Your goal: Go through the records below line by line, counting those that contain the word "screenshot"; answer with the count only.

Supplied records:
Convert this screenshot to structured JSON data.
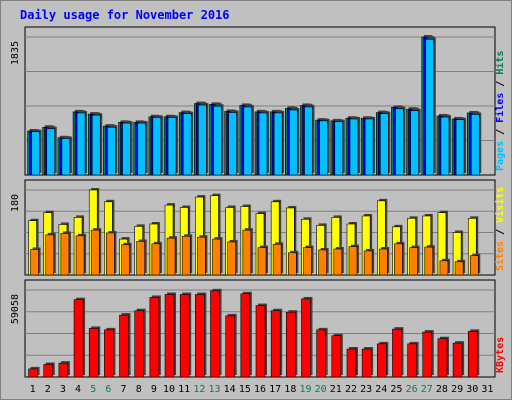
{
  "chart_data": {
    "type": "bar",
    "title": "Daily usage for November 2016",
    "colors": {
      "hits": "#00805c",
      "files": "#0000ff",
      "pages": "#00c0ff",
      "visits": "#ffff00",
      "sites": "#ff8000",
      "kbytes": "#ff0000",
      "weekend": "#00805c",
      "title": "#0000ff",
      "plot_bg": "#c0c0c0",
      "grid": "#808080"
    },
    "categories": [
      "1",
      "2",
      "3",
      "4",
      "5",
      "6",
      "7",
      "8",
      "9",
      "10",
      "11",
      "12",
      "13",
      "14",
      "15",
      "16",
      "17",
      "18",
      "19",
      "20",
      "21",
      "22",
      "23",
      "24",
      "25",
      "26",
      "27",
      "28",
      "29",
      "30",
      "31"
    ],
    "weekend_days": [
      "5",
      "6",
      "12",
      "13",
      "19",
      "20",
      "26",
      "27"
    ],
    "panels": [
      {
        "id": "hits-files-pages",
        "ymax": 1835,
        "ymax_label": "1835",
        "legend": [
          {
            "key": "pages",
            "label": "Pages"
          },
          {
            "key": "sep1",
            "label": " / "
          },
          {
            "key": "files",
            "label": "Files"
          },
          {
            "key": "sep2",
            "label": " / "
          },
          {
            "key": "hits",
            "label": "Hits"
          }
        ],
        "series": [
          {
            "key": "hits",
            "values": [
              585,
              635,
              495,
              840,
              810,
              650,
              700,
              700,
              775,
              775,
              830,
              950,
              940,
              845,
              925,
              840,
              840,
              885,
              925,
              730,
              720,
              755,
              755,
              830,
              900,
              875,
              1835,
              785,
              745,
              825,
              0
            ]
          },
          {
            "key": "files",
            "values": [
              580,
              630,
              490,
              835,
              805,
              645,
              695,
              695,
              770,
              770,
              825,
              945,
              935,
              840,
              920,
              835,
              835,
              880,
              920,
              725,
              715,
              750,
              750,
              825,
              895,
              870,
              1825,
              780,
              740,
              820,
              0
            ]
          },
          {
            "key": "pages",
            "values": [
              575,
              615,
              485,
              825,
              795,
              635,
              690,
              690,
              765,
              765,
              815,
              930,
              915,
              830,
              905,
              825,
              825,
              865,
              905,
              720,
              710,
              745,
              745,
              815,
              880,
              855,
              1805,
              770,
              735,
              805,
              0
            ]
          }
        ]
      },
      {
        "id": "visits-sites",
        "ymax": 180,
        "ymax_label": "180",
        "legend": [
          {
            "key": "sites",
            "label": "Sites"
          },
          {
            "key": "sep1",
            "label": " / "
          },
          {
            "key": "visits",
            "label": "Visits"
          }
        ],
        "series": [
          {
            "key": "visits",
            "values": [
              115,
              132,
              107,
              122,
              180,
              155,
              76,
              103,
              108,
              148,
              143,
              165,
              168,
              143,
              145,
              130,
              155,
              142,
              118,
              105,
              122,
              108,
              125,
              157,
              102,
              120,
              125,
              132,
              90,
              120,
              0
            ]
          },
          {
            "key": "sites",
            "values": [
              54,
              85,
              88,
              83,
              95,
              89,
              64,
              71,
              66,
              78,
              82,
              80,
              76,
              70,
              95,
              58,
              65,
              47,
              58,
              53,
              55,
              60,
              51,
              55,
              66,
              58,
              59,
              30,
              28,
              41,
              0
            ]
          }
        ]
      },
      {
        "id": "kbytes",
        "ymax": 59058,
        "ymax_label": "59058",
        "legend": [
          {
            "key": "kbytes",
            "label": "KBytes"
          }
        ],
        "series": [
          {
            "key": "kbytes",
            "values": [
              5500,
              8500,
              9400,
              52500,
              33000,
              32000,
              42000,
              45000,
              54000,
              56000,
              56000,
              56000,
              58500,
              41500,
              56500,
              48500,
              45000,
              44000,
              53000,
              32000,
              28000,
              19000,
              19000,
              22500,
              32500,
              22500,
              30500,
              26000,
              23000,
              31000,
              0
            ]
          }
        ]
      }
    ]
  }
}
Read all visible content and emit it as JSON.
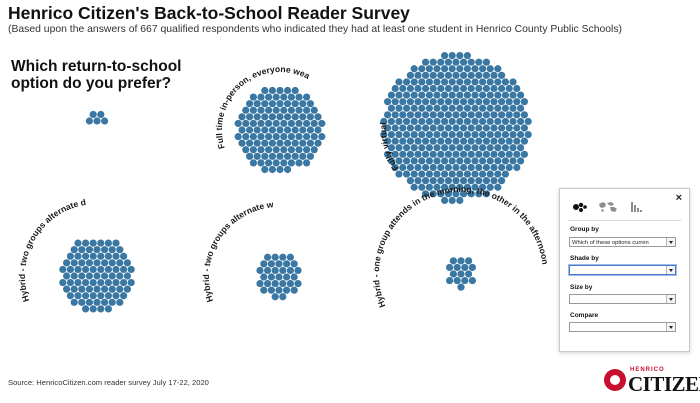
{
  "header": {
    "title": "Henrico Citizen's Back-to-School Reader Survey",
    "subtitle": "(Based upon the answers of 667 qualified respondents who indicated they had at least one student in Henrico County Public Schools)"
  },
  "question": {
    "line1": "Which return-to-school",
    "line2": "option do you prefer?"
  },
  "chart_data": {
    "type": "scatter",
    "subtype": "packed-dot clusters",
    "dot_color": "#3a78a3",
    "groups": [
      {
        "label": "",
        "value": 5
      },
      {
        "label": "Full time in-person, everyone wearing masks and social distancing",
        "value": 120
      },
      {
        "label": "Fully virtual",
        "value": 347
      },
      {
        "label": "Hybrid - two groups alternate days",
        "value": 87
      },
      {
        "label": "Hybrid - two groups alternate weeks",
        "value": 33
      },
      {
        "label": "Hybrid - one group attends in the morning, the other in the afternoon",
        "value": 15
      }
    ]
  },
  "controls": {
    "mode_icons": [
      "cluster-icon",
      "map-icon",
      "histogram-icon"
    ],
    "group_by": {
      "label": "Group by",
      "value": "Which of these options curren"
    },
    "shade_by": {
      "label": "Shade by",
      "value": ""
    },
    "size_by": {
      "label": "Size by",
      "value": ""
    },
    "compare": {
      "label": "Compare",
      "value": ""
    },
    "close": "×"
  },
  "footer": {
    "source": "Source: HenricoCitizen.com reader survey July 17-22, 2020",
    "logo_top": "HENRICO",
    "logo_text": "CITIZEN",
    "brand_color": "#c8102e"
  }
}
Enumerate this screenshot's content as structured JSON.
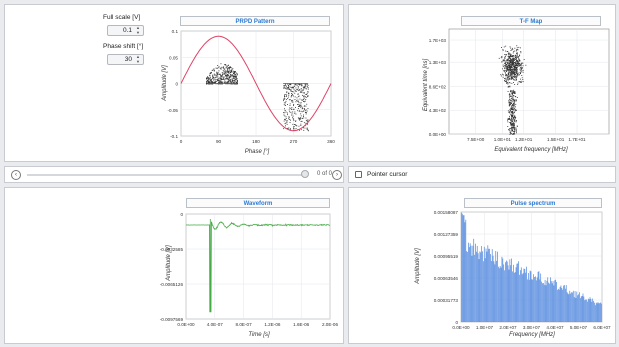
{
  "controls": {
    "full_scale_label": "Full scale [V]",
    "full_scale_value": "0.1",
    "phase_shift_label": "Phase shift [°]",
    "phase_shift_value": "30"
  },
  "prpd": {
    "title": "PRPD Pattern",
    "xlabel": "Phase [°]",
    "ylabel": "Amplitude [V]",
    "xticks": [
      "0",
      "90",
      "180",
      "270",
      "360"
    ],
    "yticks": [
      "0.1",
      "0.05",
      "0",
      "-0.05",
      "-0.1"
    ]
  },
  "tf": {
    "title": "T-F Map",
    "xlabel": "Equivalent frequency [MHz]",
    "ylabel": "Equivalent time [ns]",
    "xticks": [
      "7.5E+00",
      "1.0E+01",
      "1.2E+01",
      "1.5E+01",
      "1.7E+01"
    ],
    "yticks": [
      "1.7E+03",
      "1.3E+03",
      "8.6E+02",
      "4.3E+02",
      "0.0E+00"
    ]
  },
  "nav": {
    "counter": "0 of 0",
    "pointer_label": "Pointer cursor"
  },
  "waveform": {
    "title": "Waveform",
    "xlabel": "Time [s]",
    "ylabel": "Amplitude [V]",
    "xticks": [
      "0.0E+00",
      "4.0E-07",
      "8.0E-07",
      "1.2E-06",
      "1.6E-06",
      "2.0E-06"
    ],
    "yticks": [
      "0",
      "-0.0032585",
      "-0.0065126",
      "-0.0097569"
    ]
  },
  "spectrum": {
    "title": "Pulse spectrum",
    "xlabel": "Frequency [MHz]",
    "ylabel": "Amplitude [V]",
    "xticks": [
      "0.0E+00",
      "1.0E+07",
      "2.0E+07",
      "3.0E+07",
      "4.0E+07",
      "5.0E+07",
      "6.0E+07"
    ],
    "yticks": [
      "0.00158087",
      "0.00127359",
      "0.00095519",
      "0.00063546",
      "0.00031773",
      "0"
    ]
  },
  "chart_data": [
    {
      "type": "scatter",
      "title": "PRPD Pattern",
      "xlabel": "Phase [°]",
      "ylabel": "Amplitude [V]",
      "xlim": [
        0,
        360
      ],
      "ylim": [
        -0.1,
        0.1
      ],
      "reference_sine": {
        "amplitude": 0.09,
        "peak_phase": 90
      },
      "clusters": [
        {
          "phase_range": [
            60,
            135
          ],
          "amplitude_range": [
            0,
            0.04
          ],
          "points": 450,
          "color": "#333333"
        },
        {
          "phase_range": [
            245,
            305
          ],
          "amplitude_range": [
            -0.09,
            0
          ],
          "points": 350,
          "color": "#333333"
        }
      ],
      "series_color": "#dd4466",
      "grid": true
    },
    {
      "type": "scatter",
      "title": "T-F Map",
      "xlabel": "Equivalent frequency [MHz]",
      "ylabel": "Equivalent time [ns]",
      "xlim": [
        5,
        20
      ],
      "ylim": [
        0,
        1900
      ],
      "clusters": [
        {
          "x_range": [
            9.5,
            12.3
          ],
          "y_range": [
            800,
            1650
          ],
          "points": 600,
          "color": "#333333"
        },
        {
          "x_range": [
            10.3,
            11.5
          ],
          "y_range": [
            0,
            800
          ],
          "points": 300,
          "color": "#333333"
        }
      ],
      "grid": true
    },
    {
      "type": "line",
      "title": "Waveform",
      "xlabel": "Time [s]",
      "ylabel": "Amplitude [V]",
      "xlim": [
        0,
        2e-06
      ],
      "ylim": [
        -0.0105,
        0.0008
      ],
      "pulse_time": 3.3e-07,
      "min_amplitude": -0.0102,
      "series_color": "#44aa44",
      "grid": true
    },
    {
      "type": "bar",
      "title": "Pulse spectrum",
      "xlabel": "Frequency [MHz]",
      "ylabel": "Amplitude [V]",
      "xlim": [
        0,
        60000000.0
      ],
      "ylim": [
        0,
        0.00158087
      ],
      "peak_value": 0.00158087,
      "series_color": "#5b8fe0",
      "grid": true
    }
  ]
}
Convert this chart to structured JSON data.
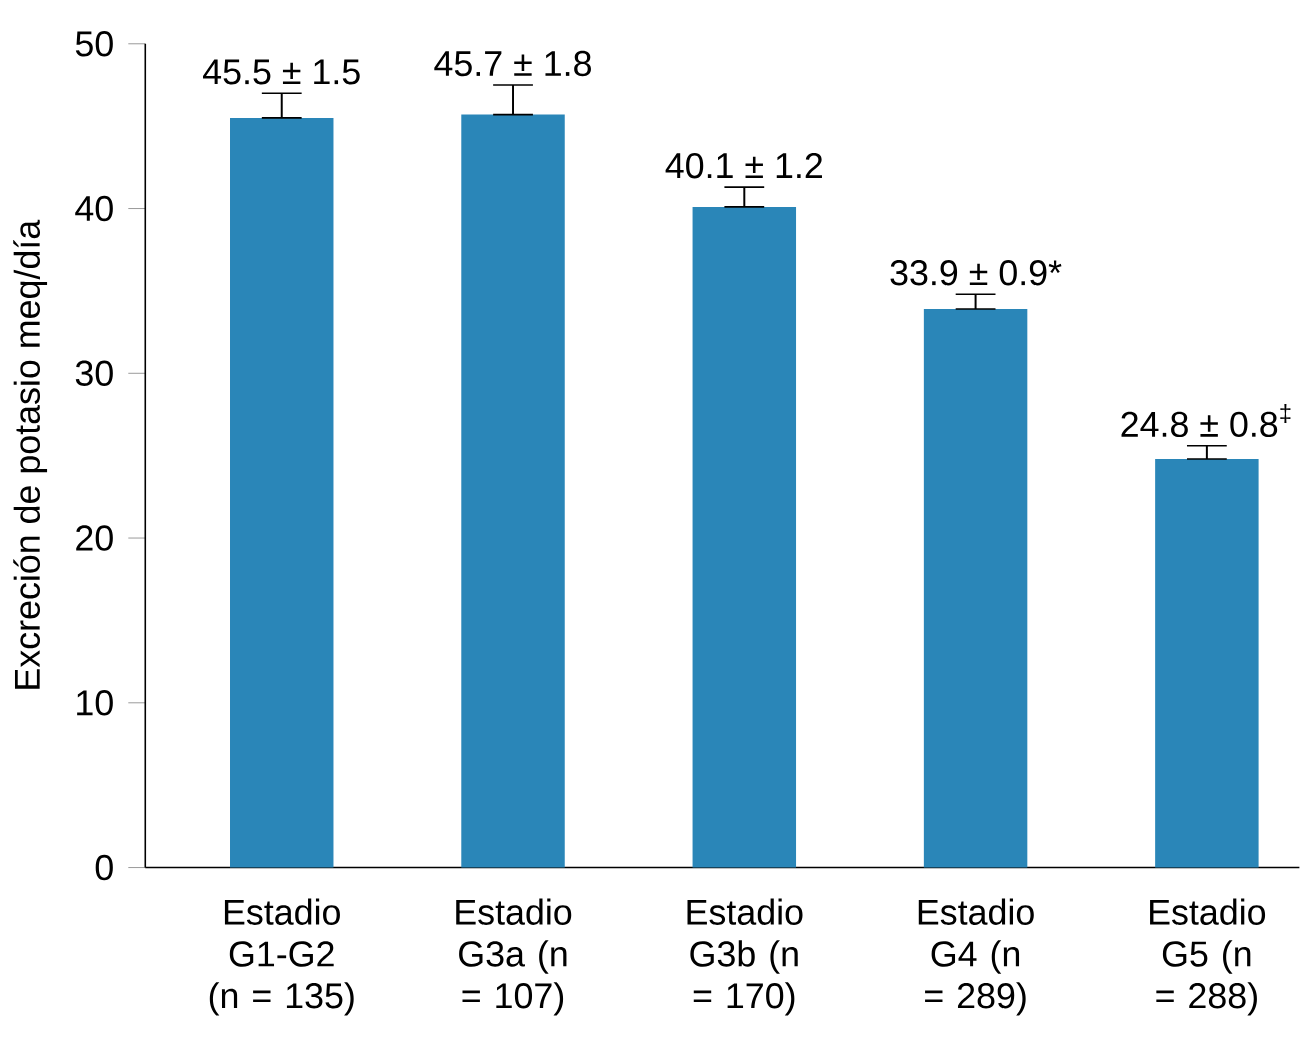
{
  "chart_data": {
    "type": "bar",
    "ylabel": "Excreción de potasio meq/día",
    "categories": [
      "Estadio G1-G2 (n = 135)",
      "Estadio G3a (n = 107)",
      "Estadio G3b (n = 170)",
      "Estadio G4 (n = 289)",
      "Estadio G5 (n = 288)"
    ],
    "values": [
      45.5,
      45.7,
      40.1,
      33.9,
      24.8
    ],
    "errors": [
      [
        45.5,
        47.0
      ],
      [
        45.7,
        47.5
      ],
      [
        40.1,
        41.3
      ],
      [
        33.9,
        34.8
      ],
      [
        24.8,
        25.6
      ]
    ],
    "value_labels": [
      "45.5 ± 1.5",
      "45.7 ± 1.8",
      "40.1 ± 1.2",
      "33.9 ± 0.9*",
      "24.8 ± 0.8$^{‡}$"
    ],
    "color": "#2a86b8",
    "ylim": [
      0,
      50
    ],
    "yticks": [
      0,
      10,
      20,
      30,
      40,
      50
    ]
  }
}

Completed task: 2